• **Exercise aim**
Some lines of these records may hold the word "adults"; state how many, using only the number.

• **Records provided**
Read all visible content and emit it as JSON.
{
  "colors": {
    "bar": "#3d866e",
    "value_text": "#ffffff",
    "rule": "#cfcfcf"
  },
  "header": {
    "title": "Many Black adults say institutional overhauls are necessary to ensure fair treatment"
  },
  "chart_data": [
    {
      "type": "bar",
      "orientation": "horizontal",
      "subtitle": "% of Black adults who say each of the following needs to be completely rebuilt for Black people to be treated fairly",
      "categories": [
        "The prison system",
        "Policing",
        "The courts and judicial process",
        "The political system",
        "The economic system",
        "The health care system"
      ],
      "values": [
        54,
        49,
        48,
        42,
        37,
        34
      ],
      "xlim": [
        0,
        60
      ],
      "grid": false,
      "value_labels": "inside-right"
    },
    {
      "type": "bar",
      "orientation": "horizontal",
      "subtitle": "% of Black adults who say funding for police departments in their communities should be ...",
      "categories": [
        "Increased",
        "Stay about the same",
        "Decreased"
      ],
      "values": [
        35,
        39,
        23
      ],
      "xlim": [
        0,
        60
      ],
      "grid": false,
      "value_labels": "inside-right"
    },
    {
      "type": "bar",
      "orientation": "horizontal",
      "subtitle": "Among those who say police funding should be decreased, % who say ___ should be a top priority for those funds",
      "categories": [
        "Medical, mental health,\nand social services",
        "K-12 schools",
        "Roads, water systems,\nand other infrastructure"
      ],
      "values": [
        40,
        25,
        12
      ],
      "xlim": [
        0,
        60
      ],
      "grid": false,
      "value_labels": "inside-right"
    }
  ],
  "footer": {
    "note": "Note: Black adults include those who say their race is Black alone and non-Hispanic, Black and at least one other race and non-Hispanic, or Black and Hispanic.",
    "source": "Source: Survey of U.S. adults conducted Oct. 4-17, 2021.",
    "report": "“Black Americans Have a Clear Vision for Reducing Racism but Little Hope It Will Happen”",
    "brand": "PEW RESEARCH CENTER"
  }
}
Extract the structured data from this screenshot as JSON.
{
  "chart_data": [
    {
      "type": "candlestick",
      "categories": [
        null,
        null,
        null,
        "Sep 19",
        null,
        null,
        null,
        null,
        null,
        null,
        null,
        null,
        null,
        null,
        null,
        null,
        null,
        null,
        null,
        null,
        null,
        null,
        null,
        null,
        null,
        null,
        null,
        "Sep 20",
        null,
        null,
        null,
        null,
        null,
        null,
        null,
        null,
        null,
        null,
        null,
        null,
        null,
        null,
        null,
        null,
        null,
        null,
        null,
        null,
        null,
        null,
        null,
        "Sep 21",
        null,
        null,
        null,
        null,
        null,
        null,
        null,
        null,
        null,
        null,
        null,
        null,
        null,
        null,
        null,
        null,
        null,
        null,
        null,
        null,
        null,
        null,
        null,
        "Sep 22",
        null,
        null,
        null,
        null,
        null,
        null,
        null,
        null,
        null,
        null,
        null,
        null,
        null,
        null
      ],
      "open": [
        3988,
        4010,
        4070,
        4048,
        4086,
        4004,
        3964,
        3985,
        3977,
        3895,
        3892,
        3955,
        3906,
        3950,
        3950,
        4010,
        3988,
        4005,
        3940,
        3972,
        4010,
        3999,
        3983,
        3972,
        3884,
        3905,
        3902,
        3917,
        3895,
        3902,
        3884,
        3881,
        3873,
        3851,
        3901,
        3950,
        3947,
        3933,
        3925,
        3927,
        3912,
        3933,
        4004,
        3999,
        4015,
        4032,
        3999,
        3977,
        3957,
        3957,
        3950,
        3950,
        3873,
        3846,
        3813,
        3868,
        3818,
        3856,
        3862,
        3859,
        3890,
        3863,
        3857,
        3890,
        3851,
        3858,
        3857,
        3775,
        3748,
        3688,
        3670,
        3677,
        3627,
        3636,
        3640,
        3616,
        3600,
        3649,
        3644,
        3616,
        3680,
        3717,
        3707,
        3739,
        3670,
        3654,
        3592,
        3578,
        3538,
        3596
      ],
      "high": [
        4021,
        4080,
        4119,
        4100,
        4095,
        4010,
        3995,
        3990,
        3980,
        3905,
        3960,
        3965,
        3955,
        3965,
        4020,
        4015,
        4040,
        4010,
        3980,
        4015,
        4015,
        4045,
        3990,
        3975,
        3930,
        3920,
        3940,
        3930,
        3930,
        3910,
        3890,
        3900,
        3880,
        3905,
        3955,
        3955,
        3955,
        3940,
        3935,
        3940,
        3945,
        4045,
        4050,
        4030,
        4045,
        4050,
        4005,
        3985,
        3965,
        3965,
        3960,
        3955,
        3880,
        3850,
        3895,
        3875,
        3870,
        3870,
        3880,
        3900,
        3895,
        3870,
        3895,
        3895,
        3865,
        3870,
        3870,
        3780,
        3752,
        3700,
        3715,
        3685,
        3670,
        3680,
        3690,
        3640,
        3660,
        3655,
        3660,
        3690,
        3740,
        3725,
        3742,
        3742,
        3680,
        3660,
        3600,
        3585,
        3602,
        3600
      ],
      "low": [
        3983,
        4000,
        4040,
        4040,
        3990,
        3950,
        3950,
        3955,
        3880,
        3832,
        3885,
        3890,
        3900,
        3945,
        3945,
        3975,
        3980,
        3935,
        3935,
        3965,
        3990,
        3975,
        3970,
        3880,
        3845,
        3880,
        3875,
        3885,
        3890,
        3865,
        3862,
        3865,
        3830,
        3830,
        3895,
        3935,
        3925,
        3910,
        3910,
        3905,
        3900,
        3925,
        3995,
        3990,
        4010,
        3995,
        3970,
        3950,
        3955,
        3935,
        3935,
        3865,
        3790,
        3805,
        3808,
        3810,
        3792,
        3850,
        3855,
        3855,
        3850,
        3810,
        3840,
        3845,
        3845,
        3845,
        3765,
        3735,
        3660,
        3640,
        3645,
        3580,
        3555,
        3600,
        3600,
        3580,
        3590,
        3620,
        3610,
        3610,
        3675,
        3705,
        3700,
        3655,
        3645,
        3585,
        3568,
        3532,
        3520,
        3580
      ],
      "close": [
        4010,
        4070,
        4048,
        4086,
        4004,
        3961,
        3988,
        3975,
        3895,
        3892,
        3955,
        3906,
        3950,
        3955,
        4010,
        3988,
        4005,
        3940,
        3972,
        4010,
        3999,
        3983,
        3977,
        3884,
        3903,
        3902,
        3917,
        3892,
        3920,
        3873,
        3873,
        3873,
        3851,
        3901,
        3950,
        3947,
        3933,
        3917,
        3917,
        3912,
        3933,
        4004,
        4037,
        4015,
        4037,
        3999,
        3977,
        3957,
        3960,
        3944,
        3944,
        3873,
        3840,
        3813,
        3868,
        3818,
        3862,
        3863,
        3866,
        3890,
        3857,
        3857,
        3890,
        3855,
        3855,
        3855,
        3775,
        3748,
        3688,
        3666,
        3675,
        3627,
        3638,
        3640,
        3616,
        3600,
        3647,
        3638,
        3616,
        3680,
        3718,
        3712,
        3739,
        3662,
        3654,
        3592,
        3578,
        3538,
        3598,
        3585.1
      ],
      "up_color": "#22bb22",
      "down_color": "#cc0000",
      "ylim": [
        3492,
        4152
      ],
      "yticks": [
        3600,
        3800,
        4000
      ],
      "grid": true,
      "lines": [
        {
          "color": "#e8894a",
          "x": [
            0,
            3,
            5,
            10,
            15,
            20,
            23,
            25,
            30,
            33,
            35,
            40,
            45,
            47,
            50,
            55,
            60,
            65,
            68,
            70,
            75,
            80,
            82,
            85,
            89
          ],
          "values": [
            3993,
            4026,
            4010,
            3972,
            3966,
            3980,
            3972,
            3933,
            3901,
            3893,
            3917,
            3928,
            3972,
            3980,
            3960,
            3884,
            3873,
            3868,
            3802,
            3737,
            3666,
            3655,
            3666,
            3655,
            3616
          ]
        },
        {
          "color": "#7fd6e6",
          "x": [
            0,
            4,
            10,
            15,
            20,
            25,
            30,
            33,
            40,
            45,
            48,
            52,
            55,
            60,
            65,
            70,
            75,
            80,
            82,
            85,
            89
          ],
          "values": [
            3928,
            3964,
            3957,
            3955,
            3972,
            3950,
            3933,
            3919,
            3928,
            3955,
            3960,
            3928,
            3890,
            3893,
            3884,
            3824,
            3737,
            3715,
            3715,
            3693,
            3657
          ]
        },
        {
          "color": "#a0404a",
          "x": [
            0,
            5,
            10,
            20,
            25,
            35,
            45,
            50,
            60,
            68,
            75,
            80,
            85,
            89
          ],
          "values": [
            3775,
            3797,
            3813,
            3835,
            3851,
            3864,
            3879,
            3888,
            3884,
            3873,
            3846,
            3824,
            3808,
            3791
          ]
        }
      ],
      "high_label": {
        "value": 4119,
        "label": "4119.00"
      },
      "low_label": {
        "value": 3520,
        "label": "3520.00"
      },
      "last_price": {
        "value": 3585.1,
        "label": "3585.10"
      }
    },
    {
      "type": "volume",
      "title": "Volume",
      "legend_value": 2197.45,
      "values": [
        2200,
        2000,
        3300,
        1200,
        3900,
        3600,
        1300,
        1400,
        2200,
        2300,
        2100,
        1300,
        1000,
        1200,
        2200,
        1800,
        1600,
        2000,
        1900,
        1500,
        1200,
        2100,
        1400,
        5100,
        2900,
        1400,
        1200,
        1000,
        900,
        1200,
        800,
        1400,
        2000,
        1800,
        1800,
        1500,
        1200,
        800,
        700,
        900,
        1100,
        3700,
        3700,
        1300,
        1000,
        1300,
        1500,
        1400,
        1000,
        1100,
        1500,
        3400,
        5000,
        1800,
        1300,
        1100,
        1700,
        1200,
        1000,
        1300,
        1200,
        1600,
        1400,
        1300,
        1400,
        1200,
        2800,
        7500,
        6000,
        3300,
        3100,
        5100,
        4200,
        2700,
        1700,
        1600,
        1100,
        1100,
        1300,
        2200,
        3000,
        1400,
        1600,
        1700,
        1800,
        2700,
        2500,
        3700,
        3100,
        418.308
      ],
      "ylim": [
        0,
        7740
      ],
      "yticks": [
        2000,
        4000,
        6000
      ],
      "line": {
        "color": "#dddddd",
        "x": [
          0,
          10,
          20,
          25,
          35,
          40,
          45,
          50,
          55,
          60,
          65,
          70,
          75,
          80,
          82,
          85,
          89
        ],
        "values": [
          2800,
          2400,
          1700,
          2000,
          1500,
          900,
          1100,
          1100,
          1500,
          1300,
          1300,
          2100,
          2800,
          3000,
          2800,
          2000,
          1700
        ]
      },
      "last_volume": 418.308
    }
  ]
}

• **Output for this task**
5